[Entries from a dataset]
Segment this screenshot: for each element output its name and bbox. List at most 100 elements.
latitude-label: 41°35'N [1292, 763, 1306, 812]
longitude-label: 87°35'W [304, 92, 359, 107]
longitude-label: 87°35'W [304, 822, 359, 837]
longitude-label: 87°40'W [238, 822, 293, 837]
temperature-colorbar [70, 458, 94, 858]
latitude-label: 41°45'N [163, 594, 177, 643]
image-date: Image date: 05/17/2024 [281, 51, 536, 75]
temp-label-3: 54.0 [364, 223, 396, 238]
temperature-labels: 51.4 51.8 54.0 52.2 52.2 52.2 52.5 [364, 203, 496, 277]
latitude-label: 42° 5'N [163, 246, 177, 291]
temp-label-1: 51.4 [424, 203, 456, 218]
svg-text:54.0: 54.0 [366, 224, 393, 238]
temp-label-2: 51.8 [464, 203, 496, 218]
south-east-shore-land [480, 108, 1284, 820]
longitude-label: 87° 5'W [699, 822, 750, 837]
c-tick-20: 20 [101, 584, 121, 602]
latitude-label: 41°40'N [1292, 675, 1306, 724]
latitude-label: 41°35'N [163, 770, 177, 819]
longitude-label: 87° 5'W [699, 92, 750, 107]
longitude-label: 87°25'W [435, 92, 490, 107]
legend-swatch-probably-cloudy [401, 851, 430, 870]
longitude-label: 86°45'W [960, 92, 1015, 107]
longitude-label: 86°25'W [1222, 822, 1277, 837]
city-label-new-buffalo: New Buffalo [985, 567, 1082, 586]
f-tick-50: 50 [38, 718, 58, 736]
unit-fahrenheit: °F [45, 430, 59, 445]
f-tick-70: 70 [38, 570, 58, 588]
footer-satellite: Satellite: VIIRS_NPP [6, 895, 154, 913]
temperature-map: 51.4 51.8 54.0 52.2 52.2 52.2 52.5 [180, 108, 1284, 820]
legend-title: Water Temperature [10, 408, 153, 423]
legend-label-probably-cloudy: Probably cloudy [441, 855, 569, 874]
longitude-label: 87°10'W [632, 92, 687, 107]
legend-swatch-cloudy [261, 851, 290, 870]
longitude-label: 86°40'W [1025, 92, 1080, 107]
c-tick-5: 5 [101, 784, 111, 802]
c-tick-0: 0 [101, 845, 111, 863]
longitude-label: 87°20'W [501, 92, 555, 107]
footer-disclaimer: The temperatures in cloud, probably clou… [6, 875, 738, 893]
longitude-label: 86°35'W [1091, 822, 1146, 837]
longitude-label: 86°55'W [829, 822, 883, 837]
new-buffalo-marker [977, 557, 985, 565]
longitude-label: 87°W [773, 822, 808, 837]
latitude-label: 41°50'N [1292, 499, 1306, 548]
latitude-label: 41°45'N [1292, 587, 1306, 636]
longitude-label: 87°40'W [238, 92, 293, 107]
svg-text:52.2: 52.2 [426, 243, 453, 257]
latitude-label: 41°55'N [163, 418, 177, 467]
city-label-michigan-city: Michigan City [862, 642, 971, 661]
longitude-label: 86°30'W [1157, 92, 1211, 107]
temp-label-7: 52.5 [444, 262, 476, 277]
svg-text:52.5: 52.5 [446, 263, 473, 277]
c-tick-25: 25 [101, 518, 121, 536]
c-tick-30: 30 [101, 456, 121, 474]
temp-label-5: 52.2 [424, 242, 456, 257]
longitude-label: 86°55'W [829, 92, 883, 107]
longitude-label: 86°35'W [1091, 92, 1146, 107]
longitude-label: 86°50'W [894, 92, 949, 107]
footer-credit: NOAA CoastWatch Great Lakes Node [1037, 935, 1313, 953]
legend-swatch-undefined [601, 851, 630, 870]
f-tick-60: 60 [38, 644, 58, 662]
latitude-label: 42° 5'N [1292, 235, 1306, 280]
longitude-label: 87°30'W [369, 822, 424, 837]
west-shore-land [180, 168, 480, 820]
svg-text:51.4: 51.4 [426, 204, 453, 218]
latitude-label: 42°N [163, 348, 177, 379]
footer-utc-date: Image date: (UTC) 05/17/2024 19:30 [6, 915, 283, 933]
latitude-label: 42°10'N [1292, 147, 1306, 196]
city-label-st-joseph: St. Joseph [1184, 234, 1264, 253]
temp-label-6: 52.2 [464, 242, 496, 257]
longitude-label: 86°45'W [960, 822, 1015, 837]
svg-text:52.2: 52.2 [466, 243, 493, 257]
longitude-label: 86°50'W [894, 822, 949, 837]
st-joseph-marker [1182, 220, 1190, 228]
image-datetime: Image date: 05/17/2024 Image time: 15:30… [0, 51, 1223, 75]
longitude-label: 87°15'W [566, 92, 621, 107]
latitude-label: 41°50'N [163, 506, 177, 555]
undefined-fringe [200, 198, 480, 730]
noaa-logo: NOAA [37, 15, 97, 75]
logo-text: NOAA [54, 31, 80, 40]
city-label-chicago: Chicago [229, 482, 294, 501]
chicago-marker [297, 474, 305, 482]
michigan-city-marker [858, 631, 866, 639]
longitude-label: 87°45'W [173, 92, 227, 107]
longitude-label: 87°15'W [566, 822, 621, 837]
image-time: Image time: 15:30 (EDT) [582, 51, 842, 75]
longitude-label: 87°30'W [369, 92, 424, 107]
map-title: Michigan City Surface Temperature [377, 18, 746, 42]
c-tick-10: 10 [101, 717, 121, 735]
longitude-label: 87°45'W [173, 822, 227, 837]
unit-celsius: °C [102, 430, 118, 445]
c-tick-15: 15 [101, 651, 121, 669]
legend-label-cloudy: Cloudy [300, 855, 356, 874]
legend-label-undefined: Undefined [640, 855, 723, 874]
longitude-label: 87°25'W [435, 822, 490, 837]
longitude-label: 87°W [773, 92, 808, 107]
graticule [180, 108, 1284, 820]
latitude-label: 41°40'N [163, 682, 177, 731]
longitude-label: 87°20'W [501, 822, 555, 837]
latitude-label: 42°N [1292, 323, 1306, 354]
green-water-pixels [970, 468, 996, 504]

EXERCISE AIM – Can you reproduce the listing word for word, starting at its first line and ending at the line that contains "longitude-label: 86°45'W [960, 92, 1015, 107]", with both of those lines included?

RESPONSE –
Segment this screenshot: for each element output its name and bbox. List at most 100 elements.
latitude-label: 41°35'N [1292, 763, 1306, 812]
longitude-label: 87°35'W [304, 92, 359, 107]
longitude-label: 87°35'W [304, 822, 359, 837]
longitude-label: 87°40'W [238, 822, 293, 837]
temperature-colorbar [70, 458, 94, 858]
latitude-label: 41°45'N [163, 594, 177, 643]
image-date: Image date: 05/17/2024 [281, 51, 536, 75]
temp-label-3: 54.0 [364, 223, 396, 238]
temperature-labels: 51.4 51.8 54.0 52.2 52.2 52.2 52.5 [364, 203, 496, 277]
latitude-label: 42° 5'N [163, 246, 177, 291]
temp-label-1: 51.4 [424, 203, 456, 218]
svg-text:54.0: 54.0 [366, 224, 393, 238]
temp-label-2: 51.8 [464, 203, 496, 218]
south-east-shore-land [480, 108, 1284, 820]
longitude-label: 87° 5'W [699, 822, 750, 837]
c-tick-20: 20 [101, 584, 121, 602]
latitude-label: 41°40'N [1292, 675, 1306, 724]
latitude-label: 41°35'N [163, 770, 177, 819]
longitude-label: 87° 5'W [699, 92, 750, 107]
longitude-label: 87°25'W [435, 92, 490, 107]
legend-swatch-probably-cloudy [401, 851, 430, 870]
longitude-label: 86°45'W [960, 92, 1015, 107]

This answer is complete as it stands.